» Your task
Copy out all the entries exactly.

» Items

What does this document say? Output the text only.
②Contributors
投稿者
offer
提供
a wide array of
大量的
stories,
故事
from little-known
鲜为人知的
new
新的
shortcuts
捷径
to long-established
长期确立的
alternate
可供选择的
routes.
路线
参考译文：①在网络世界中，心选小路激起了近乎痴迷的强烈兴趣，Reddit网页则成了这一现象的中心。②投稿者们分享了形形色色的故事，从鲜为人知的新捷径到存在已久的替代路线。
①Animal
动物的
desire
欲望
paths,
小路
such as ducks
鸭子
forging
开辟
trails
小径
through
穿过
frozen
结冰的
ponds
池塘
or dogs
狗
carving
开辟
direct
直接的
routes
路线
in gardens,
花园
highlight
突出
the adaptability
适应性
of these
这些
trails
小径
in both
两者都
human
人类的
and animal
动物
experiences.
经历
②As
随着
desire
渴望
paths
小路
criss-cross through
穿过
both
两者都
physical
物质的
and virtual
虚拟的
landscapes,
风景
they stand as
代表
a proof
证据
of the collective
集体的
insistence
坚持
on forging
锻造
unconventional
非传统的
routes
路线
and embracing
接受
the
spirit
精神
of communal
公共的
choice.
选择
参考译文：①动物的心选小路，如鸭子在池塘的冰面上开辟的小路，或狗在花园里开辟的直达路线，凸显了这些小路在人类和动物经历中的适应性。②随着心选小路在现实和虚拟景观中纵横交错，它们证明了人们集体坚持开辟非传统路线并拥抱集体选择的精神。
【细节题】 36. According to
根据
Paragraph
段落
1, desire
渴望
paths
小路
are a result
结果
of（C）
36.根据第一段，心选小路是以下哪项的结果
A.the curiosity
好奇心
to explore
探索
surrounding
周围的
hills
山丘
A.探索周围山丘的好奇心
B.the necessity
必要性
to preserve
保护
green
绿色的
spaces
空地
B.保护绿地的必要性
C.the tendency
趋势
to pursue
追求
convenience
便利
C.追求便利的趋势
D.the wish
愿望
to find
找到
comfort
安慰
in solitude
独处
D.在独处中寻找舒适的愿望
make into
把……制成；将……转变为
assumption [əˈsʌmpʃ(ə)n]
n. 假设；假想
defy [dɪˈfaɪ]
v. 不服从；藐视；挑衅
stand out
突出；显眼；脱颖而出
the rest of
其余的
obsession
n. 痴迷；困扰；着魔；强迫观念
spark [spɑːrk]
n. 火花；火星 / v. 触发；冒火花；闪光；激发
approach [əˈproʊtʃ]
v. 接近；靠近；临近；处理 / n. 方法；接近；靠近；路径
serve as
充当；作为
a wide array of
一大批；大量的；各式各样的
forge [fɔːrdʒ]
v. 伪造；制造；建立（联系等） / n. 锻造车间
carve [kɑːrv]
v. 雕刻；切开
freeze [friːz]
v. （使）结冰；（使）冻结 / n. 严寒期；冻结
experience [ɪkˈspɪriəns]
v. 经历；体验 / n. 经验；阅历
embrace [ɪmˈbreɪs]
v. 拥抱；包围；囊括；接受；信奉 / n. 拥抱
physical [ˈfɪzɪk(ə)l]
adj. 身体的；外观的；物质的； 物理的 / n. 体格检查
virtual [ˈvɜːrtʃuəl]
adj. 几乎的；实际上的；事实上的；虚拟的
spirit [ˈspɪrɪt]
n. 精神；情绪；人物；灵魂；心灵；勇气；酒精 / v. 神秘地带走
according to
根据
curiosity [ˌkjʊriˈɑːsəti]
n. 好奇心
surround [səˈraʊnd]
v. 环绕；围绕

» Task solution
What does this document say? Output the text only.
②Contributors
投稿者
offer
提供
a wide array of
大量的
stories,
故事
from little-known
鲜为人知的
new
新的
shortcuts
捷径
to long-established
长期确立的
alternate
可供选择的
routes.
路线
参考译文：①在网络世界中，心选小路激起了近乎痴迷的强烈兴趣，Reddit网页则成了这一现象的中心。②投稿者们分享了形形色色的故事，从鲜为人知的新捷径到存在已久的替代路线。
①Animal
动物的
desire
欲望
paths,
小路
such as ducks
鸭子
forging
开辟
trails
小径
through
穿过
frozen
结冰的
ponds
池塘
or dogs
狗
carving
开辟
direct
直接的
routes
路线
in gardens,
花园
highlight
突出
the adaptability
适应性
of these
这些
trails
小径
in both
两者都
human
人类的
and animal
动物
experiences.
经历
②As
随着
desire
渴望
paths
小路
criss-cross through
穿过
both
两者都
physical
物质的
and virtual
虚拟的
landscapes,
风景
they stand as
代表
a proof
证据
of the collective
集体的
insistence
坚持
on forging
锻造
unconventional
非传统的
routes
路线
and embracing
接受
the
spirit
精神
of communal
公共的
choice.
选择
参考译文：①动物的心选小路，如鸭子在池塘的冰面上开辟的小路，或狗在花园里开辟的直达路线，凸显了这些小路在人类和动物经历中的适应性。②随着心选小路在现实和虚拟景观中纵横交错，它们证明了人们集体坚持开辟非传统路线并拥抱集体选择的精神。
【细节题】 36. According to
根据
Paragraph
段落
1, desire
渴望
paths
小路
are a result
结果
of（C）
36.根据第一段，心选小路是以下哪项的结果
A.the curiosity
好奇心
to explore
探索
surrounding
周围的
hills
山丘
A.探索周围山丘的好奇心
B.the necessity
必要性
to preserve
保护
green
绿色的
spaces
空地
B.保护绿地的必要性
C.the tendency
趋势
to pursue
追求
convenience
便利
C.追求便利的趋势
D.the wish
愿望
to find
找到
comfort
安慰
in solitude
独处
D.在独处中寻找舒适的愿望
make into
把……制成；将……转变为
assumption [əˈsʌmpʃ(ə)n]
n. 假设；假想
defy [dɪˈfaɪ]
v. 不服从；藐视；挑衅
stand out
突出；显眼；脱颖而出
the rest of
其余的
obsession
n. 痴迷；困扰；着魔；强迫观念
spark [spɑːrk]
n. 火花；火星 / v. 触发；冒火花；闪光；激发
approach [əˈproʊtʃ]
v. 接近；靠近；临近；处理 / n. 方法；接近；靠近；路径
serve as
充当；作为
a wide array of
一大批；大量的；各式各样的
forge [fɔːrdʒ]
v. 伪造；制造；建立（联系等） / n. 锻造车间
carve [kɑːrv]
v. 雕刻；切开
freeze [friːz]
v. （使）结冰；（使）冻结 / n. 严寒期；冻结
experience [ɪkˈspɪriəns]
v. 经历；体验 / n. 经验；阅历
embrace [ɪmˈbreɪs]
v. 拥抱；包围；囊括；接受；信奉 / n. 拥抱
physical [ˈfɪzɪk(ə)l]
adj. 身体的；外观的；物质的； 物理的 / n. 体格检查
virtual [ˈvɜːrtʃuəl]
adj. 几乎的；实际上的；事实上的；虚拟的
spirit [ˈspɪrɪt]
n. 精神；情绪；人物；灵魂；心灵；勇气；酒精 / v. 神秘地带走
according to
根据
curiosity [ˌkjʊriˈɑːsəti]
n. 好奇心
surround [səˈraʊnd]
v. 环绕；围绕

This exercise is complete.